Task to carry out: Copy each line of the records that holds the string "JSON".
--- BEGIN Records shown ---
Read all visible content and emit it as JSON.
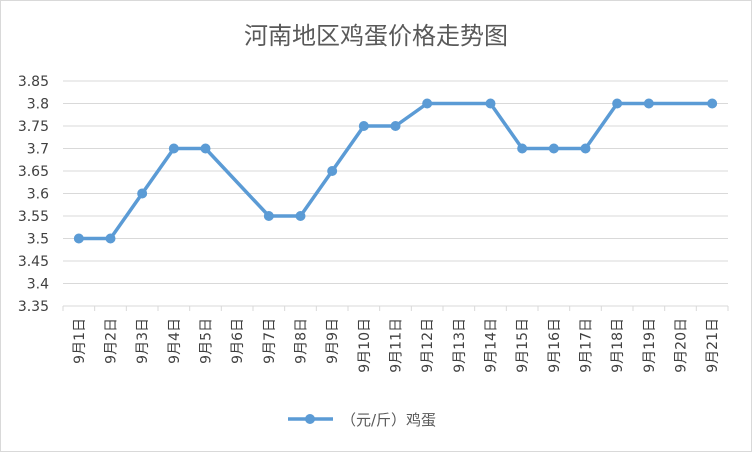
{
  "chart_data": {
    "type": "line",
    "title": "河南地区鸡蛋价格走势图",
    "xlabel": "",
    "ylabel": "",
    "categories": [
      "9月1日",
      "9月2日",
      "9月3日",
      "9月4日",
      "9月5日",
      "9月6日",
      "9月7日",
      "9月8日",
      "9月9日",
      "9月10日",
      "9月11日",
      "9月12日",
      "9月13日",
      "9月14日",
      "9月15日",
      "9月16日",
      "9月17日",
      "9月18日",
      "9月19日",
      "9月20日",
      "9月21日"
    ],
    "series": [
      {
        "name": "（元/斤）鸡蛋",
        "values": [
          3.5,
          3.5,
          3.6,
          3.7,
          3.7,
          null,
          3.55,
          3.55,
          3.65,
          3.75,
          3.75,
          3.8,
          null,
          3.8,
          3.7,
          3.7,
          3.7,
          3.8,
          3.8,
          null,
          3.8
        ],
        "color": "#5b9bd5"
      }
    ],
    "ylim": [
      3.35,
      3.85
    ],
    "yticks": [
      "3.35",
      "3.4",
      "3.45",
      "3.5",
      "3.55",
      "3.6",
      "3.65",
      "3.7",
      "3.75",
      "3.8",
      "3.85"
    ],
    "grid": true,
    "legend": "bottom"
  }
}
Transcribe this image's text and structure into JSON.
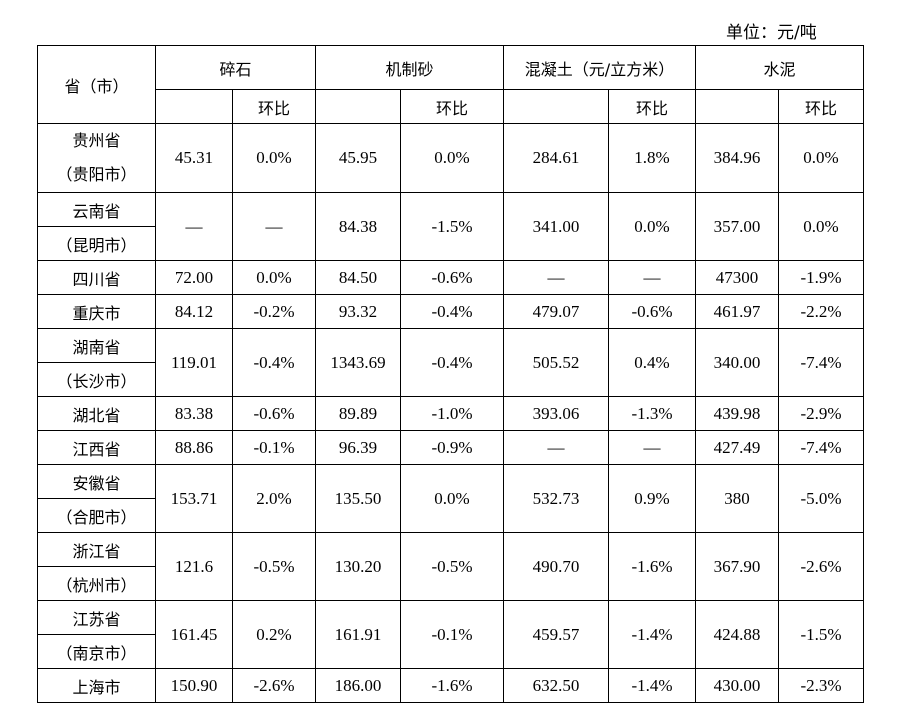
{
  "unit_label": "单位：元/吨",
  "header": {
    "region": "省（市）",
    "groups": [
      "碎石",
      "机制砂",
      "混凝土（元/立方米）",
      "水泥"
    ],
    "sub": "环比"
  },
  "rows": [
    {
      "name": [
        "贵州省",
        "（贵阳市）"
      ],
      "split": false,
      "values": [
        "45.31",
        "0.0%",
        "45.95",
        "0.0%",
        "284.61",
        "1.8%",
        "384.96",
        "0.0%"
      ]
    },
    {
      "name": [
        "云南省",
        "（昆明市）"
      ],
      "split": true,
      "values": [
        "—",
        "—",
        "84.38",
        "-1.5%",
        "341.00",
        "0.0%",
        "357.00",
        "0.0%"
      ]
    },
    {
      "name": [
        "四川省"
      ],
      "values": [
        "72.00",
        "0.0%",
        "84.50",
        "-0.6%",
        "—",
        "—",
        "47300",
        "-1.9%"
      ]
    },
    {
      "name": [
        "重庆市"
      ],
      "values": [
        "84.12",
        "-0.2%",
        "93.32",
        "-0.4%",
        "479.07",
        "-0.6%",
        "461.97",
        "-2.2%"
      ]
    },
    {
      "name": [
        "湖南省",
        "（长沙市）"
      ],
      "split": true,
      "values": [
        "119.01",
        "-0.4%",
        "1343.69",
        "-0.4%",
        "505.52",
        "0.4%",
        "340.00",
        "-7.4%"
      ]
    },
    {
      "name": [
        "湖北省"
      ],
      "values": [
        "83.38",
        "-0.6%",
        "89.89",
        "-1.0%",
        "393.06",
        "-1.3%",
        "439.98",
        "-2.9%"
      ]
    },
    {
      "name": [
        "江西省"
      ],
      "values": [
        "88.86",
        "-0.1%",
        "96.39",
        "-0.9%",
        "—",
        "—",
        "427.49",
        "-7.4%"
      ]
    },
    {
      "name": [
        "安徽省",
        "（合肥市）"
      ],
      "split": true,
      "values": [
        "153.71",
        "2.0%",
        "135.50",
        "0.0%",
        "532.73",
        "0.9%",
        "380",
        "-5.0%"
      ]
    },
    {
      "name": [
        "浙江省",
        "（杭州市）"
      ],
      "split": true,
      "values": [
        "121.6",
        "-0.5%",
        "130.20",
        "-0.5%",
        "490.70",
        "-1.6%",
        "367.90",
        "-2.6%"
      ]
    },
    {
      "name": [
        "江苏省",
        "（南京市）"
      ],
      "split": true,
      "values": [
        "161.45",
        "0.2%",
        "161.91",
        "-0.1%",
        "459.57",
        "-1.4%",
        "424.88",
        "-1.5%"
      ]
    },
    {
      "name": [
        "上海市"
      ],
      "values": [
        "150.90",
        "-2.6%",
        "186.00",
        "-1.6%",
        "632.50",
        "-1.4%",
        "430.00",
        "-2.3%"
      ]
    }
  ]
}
--- END Records shown ---
Solved problem:
Read all visible content and emit it as JSON.
Transcribe this image's text and structure into JSON.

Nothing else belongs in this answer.